=== DATA ===

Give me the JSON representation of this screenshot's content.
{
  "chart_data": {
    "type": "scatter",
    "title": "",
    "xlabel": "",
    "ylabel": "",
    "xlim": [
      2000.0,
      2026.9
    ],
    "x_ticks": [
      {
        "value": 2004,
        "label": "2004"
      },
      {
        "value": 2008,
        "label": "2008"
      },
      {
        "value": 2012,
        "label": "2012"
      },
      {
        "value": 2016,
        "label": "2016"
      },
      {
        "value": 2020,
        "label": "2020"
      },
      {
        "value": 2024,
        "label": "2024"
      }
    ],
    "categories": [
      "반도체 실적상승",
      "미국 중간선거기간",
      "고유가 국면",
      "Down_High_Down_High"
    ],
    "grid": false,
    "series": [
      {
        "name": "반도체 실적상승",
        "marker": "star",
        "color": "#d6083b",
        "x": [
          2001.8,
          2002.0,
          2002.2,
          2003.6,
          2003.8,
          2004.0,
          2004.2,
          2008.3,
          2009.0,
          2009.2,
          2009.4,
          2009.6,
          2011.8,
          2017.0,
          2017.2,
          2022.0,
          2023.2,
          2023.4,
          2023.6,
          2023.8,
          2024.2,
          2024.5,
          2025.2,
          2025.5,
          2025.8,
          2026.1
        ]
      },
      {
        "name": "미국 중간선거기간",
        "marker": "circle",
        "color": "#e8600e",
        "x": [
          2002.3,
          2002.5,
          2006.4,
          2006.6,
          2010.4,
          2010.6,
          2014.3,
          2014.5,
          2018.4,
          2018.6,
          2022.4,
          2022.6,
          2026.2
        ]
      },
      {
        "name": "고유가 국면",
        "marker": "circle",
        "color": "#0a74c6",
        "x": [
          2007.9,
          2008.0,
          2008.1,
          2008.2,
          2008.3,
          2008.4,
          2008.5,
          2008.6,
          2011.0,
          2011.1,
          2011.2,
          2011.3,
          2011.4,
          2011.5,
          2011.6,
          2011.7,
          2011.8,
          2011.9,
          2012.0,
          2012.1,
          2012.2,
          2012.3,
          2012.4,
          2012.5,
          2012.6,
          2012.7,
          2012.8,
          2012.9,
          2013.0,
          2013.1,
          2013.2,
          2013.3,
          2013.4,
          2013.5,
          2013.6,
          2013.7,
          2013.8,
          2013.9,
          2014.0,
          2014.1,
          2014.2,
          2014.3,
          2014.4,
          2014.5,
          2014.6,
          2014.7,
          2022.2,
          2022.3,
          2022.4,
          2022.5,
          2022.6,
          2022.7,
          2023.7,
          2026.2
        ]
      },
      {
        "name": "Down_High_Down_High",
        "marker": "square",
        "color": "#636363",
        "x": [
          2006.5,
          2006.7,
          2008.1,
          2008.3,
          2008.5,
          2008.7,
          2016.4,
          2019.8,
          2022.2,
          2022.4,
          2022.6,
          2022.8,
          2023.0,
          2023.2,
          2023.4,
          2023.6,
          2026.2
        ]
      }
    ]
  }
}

===

### [TASK OBJECTIVE]
How many of the lines above include the string "value"? Reply with the number by itself.

### [THE RESPONSE]
6